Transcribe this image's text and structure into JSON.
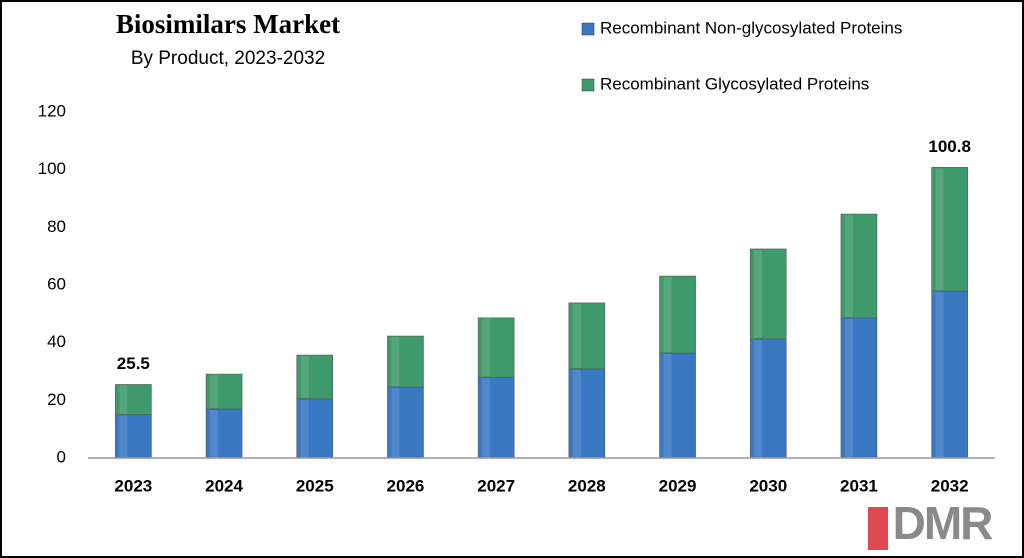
{
  "chart_data": {
    "type": "stacked_bar",
    "title": "Biosimilars Market",
    "subtitle": "By Product, 2023-2032",
    "categories": [
      "2023",
      "2024",
      "2025",
      "2026",
      "2027",
      "2028",
      "2029",
      "2030",
      "2031",
      "2032"
    ],
    "series": [
      {
        "name": "Recombinant Non-glycosylated Proteins",
        "color": "#3b78c3",
        "values": [
          15,
          17,
          20.5,
          24.6,
          28,
          30.9,
          36.4,
          41.3,
          48.6,
          57.9
        ]
      },
      {
        "name": "Recombinant Glycosylated Proteins",
        "color": "#3f9a6b",
        "values": [
          10.5,
          12.1,
          15.2,
          17.7,
          20.6,
          22.9,
          26.7,
          31.2,
          36,
          42.9
        ]
      }
    ],
    "annotations": [
      {
        "category": "2023",
        "value": 25.5
      },
      {
        "category": "2032",
        "value": 100.8
      }
    ],
    "ylim": [
      0,
      120
    ],
    "yticks": [
      0,
      20,
      40,
      60,
      80,
      100,
      120
    ],
    "grid": false,
    "legend": "top-right",
    "logo": "DMR"
  }
}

* **About this exercise**
Reproduce these records exactly, but not the pictures.

* **Written solution**
Transcribe this image's text and structure into JSON.
{
  "chart_data": {
    "type": "stacked_bar",
    "title": "Biosimilars Market",
    "subtitle": "By Product, 2023-2032",
    "categories": [
      "2023",
      "2024",
      "2025",
      "2026",
      "2027",
      "2028",
      "2029",
      "2030",
      "2031",
      "2032"
    ],
    "series": [
      {
        "name": "Recombinant Non-glycosylated Proteins",
        "color": "#3b78c3",
        "values": [
          15,
          17,
          20.5,
          24.6,
          28,
          30.9,
          36.4,
          41.3,
          48.6,
          57.9
        ]
      },
      {
        "name": "Recombinant Glycosylated Proteins",
        "color": "#3f9a6b",
        "values": [
          10.5,
          12.1,
          15.2,
          17.7,
          20.6,
          22.9,
          26.7,
          31.2,
          36,
          42.9
        ]
      }
    ],
    "annotations": [
      {
        "category": "2023",
        "value": 25.5
      },
      {
        "category": "2032",
        "value": 100.8
      }
    ],
    "ylim": [
      0,
      120
    ],
    "yticks": [
      0,
      20,
      40,
      60,
      80,
      100,
      120
    ],
    "grid": false,
    "legend": "top-right",
    "logo": "DMR"
  }
}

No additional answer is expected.